(STATED GOAL):
Your answer should be a single number: the count of lines containing the string "تامين".

(Extracted records)

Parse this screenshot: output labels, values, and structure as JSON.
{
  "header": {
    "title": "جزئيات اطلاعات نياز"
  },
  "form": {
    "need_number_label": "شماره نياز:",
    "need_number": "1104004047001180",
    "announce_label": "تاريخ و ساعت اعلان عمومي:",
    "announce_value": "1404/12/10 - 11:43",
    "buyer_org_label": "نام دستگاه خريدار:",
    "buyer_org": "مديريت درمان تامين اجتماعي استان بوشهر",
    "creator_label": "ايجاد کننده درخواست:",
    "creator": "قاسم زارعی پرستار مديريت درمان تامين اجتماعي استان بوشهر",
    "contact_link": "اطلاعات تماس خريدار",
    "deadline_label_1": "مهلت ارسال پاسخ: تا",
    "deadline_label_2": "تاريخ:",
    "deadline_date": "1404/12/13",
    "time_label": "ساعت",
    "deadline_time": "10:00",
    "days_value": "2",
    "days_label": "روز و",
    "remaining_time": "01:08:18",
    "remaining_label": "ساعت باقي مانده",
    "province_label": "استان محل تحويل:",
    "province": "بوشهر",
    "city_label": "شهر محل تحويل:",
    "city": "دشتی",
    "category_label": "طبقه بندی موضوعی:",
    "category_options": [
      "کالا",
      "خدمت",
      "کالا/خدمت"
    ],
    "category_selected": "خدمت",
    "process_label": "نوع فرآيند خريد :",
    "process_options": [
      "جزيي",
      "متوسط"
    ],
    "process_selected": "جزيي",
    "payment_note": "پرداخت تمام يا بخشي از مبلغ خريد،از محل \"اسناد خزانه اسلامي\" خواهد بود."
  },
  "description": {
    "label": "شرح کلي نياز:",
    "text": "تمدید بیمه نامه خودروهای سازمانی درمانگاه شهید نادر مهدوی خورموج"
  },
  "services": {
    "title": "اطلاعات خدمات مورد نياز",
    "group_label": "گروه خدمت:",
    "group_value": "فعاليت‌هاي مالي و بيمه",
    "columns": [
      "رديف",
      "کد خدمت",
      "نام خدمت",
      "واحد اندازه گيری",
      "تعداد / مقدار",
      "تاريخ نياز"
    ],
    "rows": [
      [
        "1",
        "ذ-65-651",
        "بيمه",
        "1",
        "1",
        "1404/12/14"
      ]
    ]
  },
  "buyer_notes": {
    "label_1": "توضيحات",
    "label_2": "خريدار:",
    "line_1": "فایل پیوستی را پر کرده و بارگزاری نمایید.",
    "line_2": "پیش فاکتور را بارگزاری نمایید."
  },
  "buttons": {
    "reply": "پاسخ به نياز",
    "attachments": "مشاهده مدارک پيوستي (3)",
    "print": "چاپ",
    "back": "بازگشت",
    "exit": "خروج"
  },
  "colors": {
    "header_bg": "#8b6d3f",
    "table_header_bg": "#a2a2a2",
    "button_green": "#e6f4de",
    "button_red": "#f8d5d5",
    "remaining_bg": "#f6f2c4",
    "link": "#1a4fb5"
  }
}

(EXERCISE RESULT):
2